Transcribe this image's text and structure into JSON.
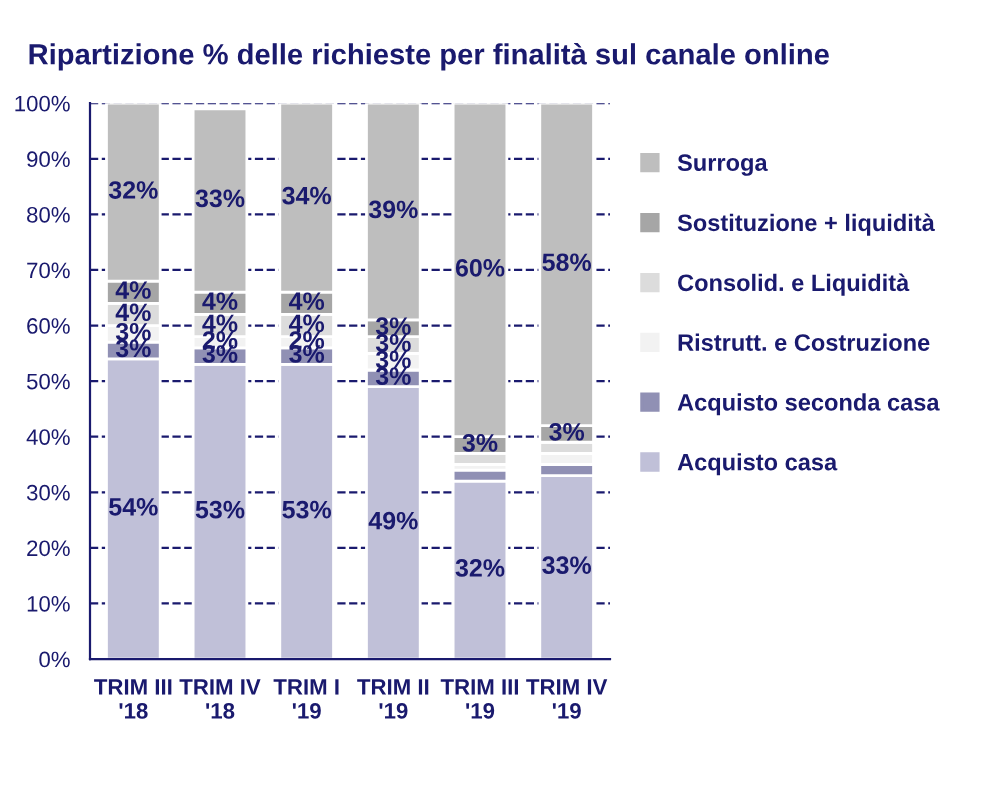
{
  "chart_data": {
    "type": "bar",
    "stacked": true,
    "title": "Ripartizione % delle richieste per finalità sul canale online",
    "categories": [
      "TRIM III\n'18",
      "TRIM IV\n'18",
      "TRIM I\n'19",
      "TRIM II\n'19",
      "TRIM III\n'19",
      "TRIM IV\n'19"
    ],
    "series": [
      {
        "name": "Acquisto casa",
        "color": "#c0c0d8",
        "values": [
          54,
          53,
          53,
          49,
          32,
          33
        ],
        "value_labels": [
          "54%",
          "53%",
          "53%",
          "49%",
          "32%",
          "33%"
        ]
      },
      {
        "name": "Acquisto seconda casa",
        "color": "#9090b4",
        "values": [
          3,
          3,
          3,
          3,
          2,
          2
        ],
        "value_labels": [
          "3%",
          "3%",
          "3%",
          "3%",
          null,
          null
        ]
      },
      {
        "name": "Ristrutt. e Costruzione",
        "color": "#f2f2f2",
        "values": [
          3,
          2,
          2,
          3,
          1,
          2
        ],
        "value_labels": [
          "3%",
          "2%",
          "2%",
          "3%",
          null,
          null
        ]
      },
      {
        "name": "Consolid. e Liquidità",
        "color": "#dcdcdc",
        "values": [
          4,
          4,
          4,
          3,
          2,
          2
        ],
        "value_labels": [
          "4%",
          "4%",
          "4%",
          "3%",
          null,
          null
        ]
      },
      {
        "name": "Sostituzione + liquidità",
        "color": "#a6a6a6",
        "values": [
          4,
          4,
          4,
          3,
          3,
          3
        ],
        "value_labels": [
          "4%",
          "4%",
          "4%",
          "3%",
          "3%",
          "3%"
        ]
      },
      {
        "name": "Surroga",
        "color": "#bebebe",
        "values": [
          32,
          33,
          34,
          39,
          60,
          58
        ],
        "value_labels": [
          "32%",
          "33%",
          "34%",
          "39%",
          "60%",
          "58%"
        ]
      }
    ],
    "ylim": [
      0,
      100
    ],
    "yticks": [
      {
        "value": 0,
        "label": "0%"
      },
      {
        "value": 10,
        "label": "10%"
      },
      {
        "value": 20,
        "label": "20%"
      },
      {
        "value": 30,
        "label": "30%"
      },
      {
        "value": 40,
        "label": "40%"
      },
      {
        "value": 50,
        "label": "50%"
      },
      {
        "value": 60,
        "label": "60%"
      },
      {
        "value": 70,
        "label": "70%"
      },
      {
        "value": 80,
        "label": "80%"
      },
      {
        "value": 90,
        "label": "90%"
      },
      {
        "value": 100,
        "label": "100%"
      }
    ],
    "grid": "y",
    "legend": "right"
  }
}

--*--

Work to complete: Copy every record above exactly, leaving out the pictures.

Task answer:
Transcribe this image's text and structure into JSON.
{
  "chart_data": {
    "type": "bar",
    "stacked": true,
    "title": "Ripartizione % delle richieste per finalità sul canale online",
    "categories": [
      "TRIM III\n'18",
      "TRIM IV\n'18",
      "TRIM I\n'19",
      "TRIM II\n'19",
      "TRIM III\n'19",
      "TRIM IV\n'19"
    ],
    "series": [
      {
        "name": "Acquisto casa",
        "color": "#c0c0d8",
        "values": [
          54,
          53,
          53,
          49,
          32,
          33
        ],
        "value_labels": [
          "54%",
          "53%",
          "53%",
          "49%",
          "32%",
          "33%"
        ]
      },
      {
        "name": "Acquisto seconda casa",
        "color": "#9090b4",
        "values": [
          3,
          3,
          3,
          3,
          2,
          2
        ],
        "value_labels": [
          "3%",
          "3%",
          "3%",
          "3%",
          null,
          null
        ]
      },
      {
        "name": "Ristrutt. e Costruzione",
        "color": "#f2f2f2",
        "values": [
          3,
          2,
          2,
          3,
          1,
          2
        ],
        "value_labels": [
          "3%",
          "2%",
          "2%",
          "3%",
          null,
          null
        ]
      },
      {
        "name": "Consolid. e Liquidità",
        "color": "#dcdcdc",
        "values": [
          4,
          4,
          4,
          3,
          2,
          2
        ],
        "value_labels": [
          "4%",
          "4%",
          "4%",
          "3%",
          null,
          null
        ]
      },
      {
        "name": "Sostituzione + liquidità",
        "color": "#a6a6a6",
        "values": [
          4,
          4,
          4,
          3,
          3,
          3
        ],
        "value_labels": [
          "4%",
          "4%",
          "4%",
          "3%",
          "3%",
          "3%"
        ]
      },
      {
        "name": "Surroga",
        "color": "#bebebe",
        "values": [
          32,
          33,
          34,
          39,
          60,
          58
        ],
        "value_labels": [
          "32%",
          "33%",
          "34%",
          "39%",
          "60%",
          "58%"
        ]
      }
    ],
    "ylim": [
      0,
      100
    ],
    "yticks": [
      {
        "value": 0,
        "label": "0%"
      },
      {
        "value": 10,
        "label": "10%"
      },
      {
        "value": 20,
        "label": "20%"
      },
      {
        "value": 30,
        "label": "30%"
      },
      {
        "value": 40,
        "label": "40%"
      },
      {
        "value": 50,
        "label": "50%"
      },
      {
        "value": 60,
        "label": "60%"
      },
      {
        "value": 70,
        "label": "70%"
      },
      {
        "value": 80,
        "label": "80%"
      },
      {
        "value": 90,
        "label": "90%"
      },
      {
        "value": 100,
        "label": "100%"
      }
    ],
    "grid": "y",
    "legend": "right"
  }
}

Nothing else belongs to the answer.